Given request: Convert the entries in the stretch from the line containing "Patent image size: (906, 1092)." through the line containing "The supporting frame 21 is at (400, 312)." into a two-column CSV with the headers input and output, one row per entry. Put each field in quotation marks and replace line breaks with spaces.

[Entries in a dataset]
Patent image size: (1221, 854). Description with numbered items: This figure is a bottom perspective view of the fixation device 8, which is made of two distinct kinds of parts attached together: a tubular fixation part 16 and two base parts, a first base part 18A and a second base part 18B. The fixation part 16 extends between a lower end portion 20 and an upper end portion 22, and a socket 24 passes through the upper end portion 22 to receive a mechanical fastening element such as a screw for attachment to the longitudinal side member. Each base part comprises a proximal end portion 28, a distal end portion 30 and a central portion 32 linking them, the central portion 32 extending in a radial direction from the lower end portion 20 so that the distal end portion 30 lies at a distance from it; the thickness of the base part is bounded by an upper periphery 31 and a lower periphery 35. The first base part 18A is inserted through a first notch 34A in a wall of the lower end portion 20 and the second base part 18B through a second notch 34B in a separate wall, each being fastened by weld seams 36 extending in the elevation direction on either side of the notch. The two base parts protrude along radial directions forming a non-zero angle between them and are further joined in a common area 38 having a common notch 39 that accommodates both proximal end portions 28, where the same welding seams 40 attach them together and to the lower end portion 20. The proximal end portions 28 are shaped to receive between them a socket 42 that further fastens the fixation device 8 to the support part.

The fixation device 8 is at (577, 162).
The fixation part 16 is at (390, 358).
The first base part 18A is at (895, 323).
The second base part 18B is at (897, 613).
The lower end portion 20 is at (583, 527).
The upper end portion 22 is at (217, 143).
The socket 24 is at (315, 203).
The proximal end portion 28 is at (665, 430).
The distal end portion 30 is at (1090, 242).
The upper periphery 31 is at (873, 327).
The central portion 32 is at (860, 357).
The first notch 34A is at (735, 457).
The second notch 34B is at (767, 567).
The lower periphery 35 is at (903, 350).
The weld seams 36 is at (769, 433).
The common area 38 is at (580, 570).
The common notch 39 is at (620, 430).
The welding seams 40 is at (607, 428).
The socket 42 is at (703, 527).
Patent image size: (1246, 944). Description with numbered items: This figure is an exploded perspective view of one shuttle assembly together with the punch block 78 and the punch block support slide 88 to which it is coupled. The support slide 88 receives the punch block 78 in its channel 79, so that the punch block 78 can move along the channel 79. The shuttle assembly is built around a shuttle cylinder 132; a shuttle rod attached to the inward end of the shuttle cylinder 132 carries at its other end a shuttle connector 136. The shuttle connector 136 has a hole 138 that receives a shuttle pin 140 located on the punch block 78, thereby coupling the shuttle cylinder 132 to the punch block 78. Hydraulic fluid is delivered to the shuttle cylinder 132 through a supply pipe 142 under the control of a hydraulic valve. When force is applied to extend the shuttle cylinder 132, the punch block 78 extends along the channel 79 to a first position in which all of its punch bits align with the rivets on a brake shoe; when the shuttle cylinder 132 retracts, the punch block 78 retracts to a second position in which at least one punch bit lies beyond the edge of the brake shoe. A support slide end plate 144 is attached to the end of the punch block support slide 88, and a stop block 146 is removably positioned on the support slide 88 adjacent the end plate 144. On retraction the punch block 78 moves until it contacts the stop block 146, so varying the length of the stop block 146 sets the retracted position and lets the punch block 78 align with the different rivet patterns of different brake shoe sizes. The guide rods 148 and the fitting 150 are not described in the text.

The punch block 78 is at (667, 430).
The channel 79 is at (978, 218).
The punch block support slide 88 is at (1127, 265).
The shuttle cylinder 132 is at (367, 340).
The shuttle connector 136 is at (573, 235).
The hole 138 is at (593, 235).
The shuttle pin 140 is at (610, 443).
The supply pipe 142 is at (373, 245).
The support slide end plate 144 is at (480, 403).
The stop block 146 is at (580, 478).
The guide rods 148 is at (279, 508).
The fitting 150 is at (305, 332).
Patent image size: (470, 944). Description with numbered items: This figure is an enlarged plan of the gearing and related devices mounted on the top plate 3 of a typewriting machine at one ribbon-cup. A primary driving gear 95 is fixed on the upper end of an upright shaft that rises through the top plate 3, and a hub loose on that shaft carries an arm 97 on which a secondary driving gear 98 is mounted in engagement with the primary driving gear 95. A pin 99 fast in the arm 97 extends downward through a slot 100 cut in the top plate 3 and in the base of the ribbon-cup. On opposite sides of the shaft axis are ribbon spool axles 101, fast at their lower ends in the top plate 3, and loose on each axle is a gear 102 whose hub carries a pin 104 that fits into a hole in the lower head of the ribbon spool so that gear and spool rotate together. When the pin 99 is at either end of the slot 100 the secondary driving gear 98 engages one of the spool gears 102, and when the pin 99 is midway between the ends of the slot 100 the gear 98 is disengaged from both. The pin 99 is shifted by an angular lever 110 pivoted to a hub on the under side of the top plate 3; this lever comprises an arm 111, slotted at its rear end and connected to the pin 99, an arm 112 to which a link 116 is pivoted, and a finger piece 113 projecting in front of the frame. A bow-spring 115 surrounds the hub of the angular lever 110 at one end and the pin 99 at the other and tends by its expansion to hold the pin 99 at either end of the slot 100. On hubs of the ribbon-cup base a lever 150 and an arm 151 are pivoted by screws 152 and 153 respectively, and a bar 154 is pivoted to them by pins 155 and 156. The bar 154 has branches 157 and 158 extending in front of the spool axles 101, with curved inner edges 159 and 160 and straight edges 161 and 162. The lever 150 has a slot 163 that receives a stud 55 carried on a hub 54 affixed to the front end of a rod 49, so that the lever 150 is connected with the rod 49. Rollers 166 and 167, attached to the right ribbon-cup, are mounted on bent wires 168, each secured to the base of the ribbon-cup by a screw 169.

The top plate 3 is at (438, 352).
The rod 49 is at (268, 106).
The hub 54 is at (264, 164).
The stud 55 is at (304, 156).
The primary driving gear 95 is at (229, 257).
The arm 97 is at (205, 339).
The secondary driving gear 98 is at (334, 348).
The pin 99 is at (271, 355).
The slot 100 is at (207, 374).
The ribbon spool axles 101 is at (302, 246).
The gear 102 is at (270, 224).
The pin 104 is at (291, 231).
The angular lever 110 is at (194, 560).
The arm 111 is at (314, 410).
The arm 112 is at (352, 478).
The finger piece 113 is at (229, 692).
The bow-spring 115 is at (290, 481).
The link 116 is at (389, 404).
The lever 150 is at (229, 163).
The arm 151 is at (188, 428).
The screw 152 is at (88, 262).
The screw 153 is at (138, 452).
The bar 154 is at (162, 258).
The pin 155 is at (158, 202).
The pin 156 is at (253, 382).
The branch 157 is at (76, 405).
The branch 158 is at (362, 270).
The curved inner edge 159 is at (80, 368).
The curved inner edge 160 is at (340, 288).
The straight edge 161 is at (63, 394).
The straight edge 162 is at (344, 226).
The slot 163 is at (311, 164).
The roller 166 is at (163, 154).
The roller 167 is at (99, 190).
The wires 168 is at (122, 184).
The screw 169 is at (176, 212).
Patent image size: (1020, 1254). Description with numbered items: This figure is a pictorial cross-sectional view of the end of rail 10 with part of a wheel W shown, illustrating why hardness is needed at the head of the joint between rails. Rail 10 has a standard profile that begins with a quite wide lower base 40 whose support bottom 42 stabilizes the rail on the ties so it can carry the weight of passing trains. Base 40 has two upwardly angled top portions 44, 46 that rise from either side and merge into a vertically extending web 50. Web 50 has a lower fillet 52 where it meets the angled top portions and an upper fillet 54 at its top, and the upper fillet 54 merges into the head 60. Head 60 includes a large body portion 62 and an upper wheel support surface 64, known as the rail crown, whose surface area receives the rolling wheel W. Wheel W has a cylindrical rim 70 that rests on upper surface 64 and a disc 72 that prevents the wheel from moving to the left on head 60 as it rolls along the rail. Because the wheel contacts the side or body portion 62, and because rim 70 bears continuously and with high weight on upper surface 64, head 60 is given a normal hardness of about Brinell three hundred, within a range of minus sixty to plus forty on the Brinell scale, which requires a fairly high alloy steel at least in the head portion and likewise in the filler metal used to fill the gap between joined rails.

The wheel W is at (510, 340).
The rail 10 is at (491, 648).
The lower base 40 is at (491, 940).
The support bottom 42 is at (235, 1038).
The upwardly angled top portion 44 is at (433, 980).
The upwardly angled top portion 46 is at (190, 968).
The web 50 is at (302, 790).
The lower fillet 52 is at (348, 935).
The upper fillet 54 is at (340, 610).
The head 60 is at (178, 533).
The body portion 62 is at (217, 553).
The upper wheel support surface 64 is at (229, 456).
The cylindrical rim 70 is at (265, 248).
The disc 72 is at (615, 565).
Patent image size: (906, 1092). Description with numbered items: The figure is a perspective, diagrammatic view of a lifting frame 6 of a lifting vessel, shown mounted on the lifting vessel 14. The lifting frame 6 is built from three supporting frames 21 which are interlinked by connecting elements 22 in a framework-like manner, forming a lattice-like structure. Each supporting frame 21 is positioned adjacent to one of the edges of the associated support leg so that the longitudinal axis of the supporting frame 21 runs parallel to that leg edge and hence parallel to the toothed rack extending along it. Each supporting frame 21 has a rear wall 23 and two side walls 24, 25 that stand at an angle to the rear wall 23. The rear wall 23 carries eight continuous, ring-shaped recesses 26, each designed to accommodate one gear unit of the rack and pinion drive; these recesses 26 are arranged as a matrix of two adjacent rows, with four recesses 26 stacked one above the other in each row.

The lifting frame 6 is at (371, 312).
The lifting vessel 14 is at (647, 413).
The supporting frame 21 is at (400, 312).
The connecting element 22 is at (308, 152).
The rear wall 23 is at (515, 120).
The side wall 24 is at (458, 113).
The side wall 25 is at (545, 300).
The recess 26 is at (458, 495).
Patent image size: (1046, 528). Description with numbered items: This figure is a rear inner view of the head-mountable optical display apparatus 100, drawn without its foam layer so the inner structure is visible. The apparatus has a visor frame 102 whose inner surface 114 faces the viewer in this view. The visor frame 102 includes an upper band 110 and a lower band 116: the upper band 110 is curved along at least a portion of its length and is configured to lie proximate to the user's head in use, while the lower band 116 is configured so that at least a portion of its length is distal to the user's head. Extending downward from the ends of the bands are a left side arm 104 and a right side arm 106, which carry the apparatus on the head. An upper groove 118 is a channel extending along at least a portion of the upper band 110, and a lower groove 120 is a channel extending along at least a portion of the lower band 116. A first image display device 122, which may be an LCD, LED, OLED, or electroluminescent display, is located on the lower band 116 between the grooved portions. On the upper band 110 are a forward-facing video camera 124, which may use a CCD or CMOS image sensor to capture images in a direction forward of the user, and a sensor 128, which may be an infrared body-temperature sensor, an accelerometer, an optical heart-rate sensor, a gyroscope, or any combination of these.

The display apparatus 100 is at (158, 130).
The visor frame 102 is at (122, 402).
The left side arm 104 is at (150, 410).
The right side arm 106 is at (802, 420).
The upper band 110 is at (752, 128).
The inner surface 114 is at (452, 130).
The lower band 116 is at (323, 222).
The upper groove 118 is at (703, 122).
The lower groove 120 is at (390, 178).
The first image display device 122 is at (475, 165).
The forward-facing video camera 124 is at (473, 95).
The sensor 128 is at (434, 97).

Result for this exercise:
input,output
"Patent image size: (906, 1092). Description with numbered items: The figure is a perspective, diagrammatic view of a lifting frame 6 of a lifting vessel, shown mounted on the lifting vessel 14. The lifting frame 6 is built from three supporting frames 21 which are interlinked by connecting elements 22 in a framework-like manner, forming a lattice-like structure. Each supporting frame 21 is positioned adjacent to one of the edges of the associated support leg so that the longitudinal axis of the supporting frame 21 runs parallel to that leg edge and hence parallel to the toothed rack extending along it. Each supporting frame 21 has a rear wall 23 and two side walls 24, 25 that stand at an angle to the rear wall 23. The rear wall 23 carries eight continuous, ring-shaped recesses 26, each designed to accommodate one gear unit of the rack and pinion drive; these recesses 26 are arranged as a matrix of two adjacent rows, with four recesses 26 stacked one above the other in each row.","The lifting frame 6 is at (371, 312). The lifting vessel 14 is at (647, 413). The supporting frame 21 is at (400, 312)."